# REQUIRED WORK
Wherever the word "Speed" appears in the entries, copy the whole line.

Stored entries

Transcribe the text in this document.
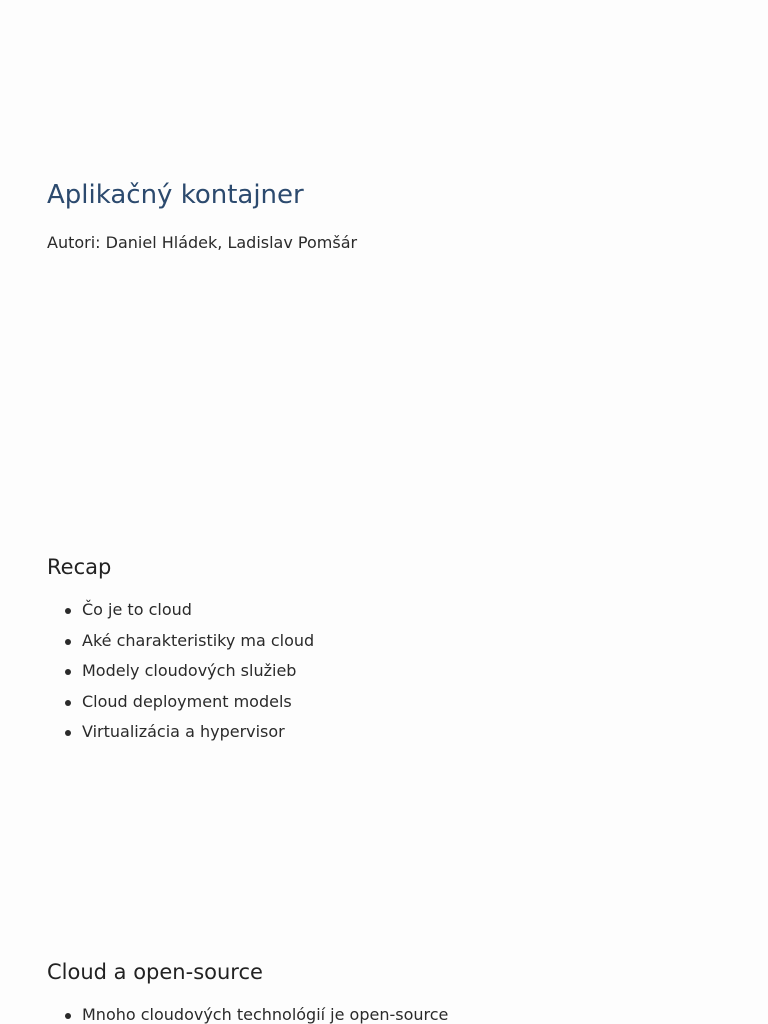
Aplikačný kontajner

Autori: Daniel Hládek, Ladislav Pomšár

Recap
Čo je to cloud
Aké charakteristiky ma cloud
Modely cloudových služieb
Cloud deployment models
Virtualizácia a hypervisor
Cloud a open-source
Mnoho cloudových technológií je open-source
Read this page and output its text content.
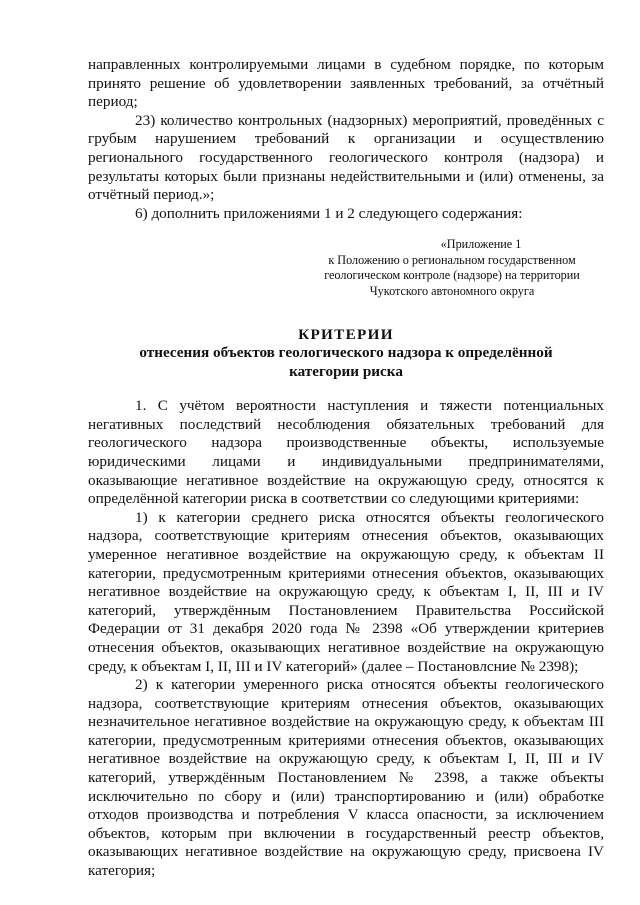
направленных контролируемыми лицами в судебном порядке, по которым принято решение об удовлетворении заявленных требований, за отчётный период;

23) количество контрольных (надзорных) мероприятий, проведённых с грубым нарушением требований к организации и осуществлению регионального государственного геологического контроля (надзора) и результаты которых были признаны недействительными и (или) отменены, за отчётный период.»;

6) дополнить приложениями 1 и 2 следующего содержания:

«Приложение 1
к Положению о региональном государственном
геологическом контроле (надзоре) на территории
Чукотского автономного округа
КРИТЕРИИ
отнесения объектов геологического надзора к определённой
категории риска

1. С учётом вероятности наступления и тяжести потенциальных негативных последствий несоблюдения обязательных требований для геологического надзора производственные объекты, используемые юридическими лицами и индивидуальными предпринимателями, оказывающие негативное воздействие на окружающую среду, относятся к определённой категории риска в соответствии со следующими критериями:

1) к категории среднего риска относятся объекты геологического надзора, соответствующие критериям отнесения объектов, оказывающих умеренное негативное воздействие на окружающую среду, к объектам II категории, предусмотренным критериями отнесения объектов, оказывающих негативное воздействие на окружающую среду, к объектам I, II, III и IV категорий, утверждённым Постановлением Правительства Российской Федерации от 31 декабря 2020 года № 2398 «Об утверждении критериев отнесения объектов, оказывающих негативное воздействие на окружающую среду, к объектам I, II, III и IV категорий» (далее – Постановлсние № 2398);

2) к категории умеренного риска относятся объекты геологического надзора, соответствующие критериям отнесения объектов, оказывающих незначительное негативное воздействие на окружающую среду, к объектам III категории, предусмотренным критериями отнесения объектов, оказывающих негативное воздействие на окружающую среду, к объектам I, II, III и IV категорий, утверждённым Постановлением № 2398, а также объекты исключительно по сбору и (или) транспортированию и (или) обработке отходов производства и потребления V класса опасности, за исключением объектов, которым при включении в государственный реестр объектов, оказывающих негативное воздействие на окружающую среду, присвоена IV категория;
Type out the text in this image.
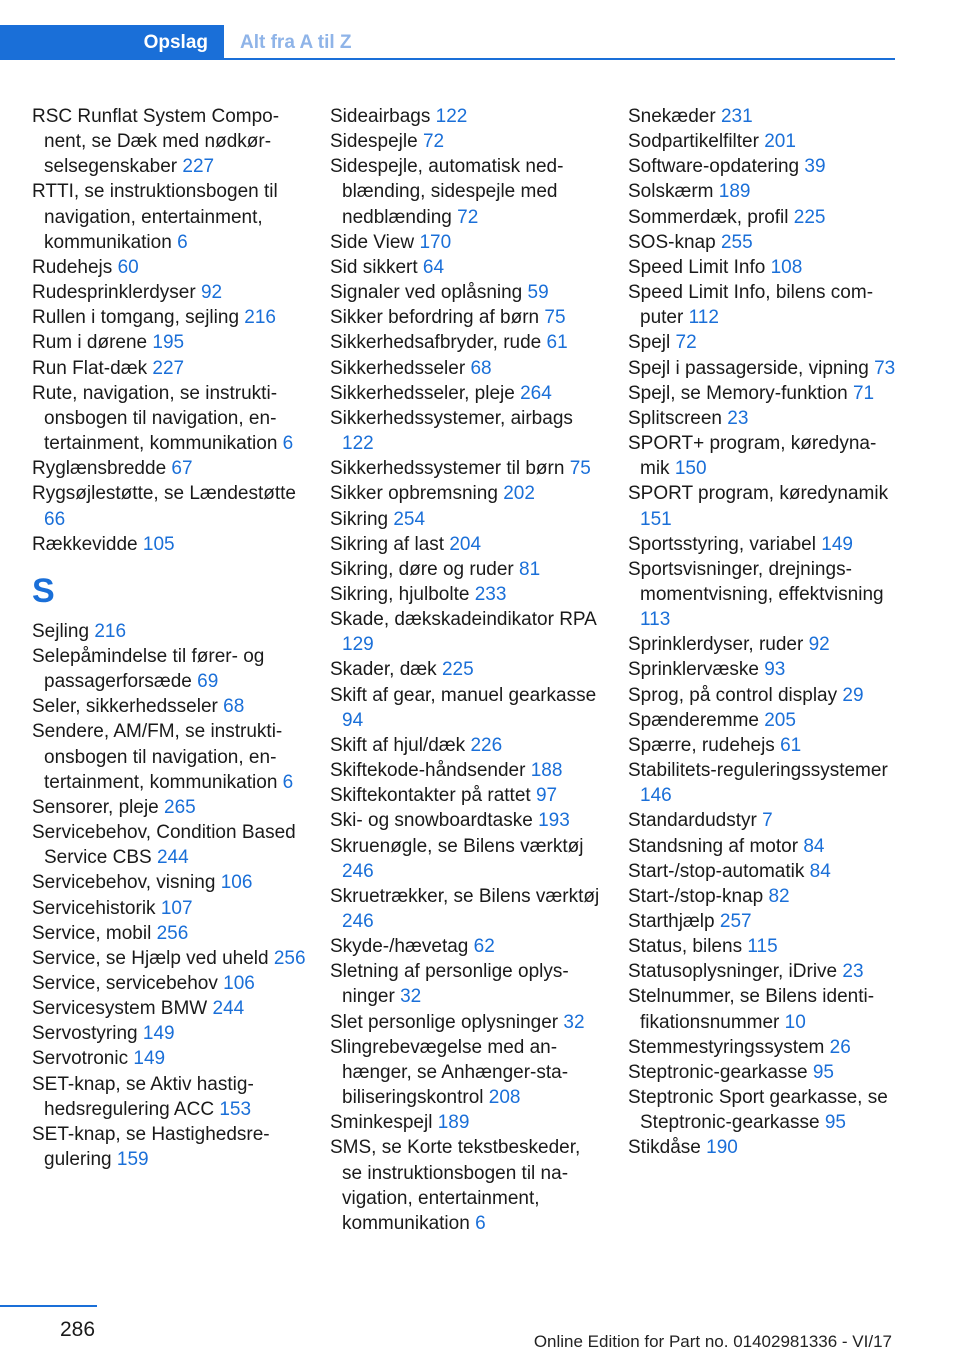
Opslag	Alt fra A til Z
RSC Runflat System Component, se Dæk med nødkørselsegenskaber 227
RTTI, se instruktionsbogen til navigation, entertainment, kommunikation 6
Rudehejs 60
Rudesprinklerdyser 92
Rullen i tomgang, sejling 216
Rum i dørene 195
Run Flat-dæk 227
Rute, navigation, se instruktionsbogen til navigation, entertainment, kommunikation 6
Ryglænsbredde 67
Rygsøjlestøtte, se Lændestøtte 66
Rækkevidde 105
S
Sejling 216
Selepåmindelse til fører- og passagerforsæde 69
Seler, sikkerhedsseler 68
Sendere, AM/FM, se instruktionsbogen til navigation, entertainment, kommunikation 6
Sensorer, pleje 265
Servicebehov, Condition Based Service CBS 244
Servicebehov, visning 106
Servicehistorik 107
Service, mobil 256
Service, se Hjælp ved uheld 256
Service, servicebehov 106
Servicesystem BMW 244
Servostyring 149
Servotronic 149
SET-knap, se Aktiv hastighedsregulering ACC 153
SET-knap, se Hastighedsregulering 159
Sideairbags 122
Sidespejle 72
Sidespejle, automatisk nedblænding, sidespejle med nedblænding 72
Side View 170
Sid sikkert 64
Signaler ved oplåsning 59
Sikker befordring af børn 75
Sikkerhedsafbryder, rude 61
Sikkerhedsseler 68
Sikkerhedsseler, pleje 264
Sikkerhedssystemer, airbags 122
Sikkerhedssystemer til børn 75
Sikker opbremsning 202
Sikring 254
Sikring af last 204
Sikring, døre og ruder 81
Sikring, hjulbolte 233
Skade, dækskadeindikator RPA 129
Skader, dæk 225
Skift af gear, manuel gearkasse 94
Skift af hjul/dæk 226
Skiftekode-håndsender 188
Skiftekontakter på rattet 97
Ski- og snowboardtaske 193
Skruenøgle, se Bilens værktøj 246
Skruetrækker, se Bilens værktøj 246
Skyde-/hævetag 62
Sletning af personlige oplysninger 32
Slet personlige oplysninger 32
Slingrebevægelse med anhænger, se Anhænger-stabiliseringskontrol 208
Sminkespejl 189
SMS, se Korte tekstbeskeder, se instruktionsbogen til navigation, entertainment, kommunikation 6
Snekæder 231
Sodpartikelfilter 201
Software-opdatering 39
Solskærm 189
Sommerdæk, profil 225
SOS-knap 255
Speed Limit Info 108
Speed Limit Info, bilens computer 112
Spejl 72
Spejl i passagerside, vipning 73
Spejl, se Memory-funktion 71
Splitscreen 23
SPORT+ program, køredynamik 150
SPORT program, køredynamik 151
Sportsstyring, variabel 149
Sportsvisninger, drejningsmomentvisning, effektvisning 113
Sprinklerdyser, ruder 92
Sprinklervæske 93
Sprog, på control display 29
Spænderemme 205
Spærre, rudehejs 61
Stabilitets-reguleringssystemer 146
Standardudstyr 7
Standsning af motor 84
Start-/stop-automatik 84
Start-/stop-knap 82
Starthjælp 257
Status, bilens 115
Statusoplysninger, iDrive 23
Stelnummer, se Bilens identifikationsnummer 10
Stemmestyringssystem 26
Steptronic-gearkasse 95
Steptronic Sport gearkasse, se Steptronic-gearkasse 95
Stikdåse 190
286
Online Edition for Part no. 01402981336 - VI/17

# RESPONSE BELOW
Speed Limit Info 108
Speed Limit Info, bilens computer 112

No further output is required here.